**Directions for this task:** The records below must be output exactly, without pictures.

== Dataset records

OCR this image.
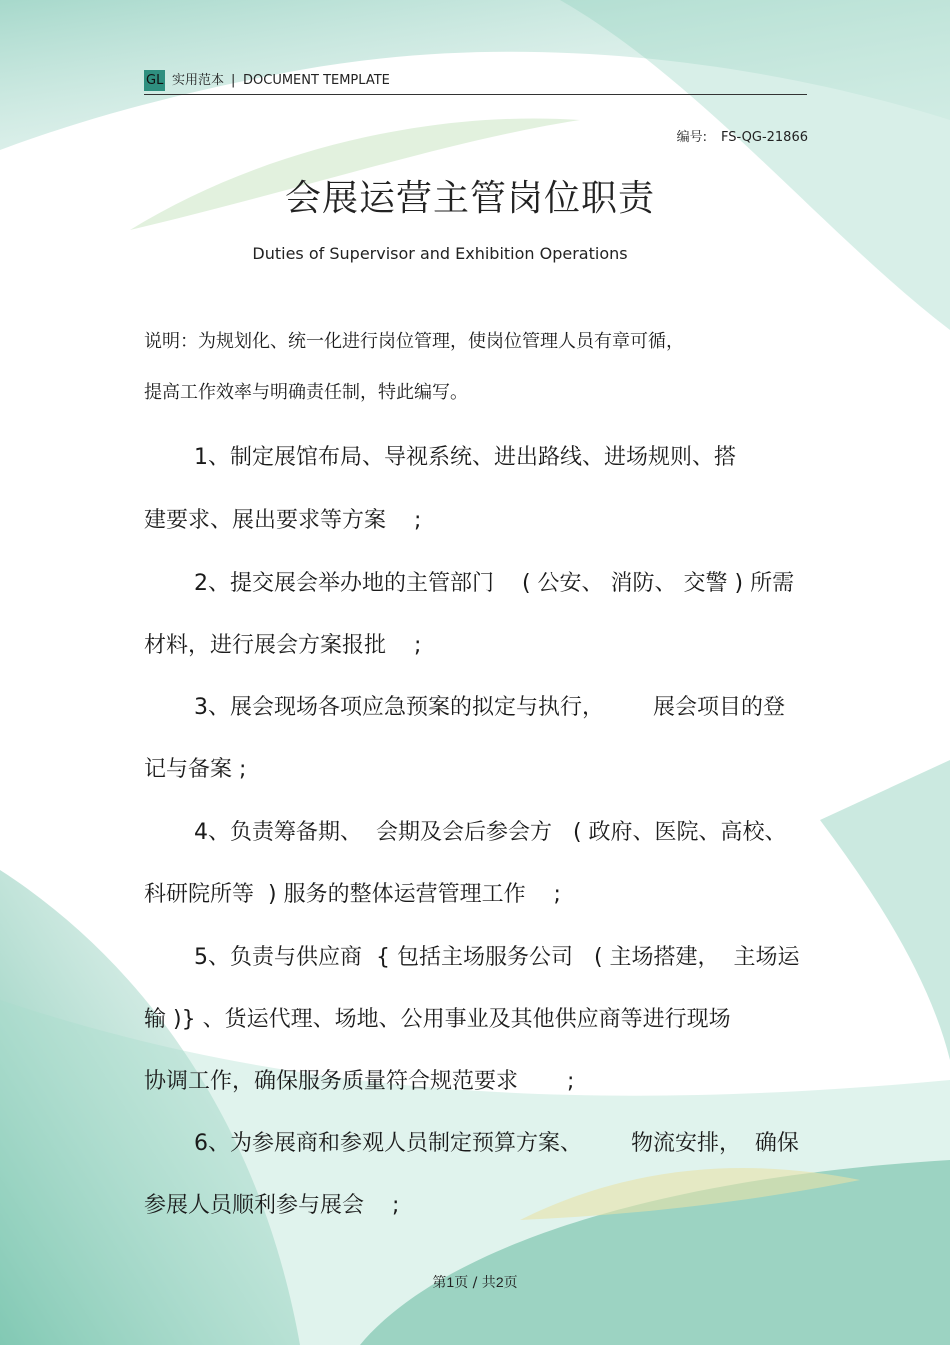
GL 实用范本 | DOCUMENT TEMPLATE
编号: FS-QG-21866
会展运营主管岗位职责
Duties of Supervisor and Exhibition Operations
说明：为规划化、统一化进行岗位管理，使岗位管理人员有章可循，
提高工作效率与明确责任制，特此编写。
1、制定展馆布局、导视系统、进出路线、进场规则、搭
建要求、展出要求等方案    ;
2、提交展会举办地的主管部门    ( 公安、 消防、 交警 ) 所需
材料，进行展会方案报批    ;
3、展会现场各项应急预案的拟定与执行，       展会项目的登
记与备案 ;
4、负责筹备期、  会期及会后参会方   ( 政府、医院、高校、
科研院所等  ) 服务的整体运营管理工作    ;
5、负责与供应商  { 包括主场服务公司   ( 主场搭建，  主场运
输 )} 、货运代理、场地、公用事业及其他供应商等进行现场
协调工作，确保服务质量符合规范要求       ;
6、为参展商和参观人员制定预算方案、       物流安排，  确保
参展人员顺利参与展会    ;
第1页 / 共2页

====

**Exercise response:**
OCR this image.
GL 实用范本 | DOCUMENT TEMPLATE
编号: FS-QG-21866
会展运营主管岗位职责
Duties of Supervisor and Exhibition Operations
说明：为规划化、统一化进行岗位管理，使岗位管理人员有章可循，
提高工作效率与明确责任制，特此编写。
1、制定展馆布局、导视系统、进出路线、进场规则、搭
建要求、展出要求等方案    ;
2、提交展会举办地的主管部门    ( 公安、 消防、 交警 ) 所需
材料，进行展会方案报批    ;
3、展会现场各项应急预案的拟定与执行，       展会项目的登
记与备案 ;
4、负责筹备期、  会期及会后参会方   ( 政府、医院、高校、
科研院所等  ) 服务的整体运营管理工作    ;
5、负责与供应商  { 包括主场服务公司   ( 主场搭建，  主场运
输 )} 、货运代理、场地、公用事业及其他供应商等进行现场
协调工作，确保服务质量符合规范要求       ;
6、为参展商和参观人员制定预算方案、       物流安排，  确保
参展人员顺利参与展会    ;
第1页 / 共2页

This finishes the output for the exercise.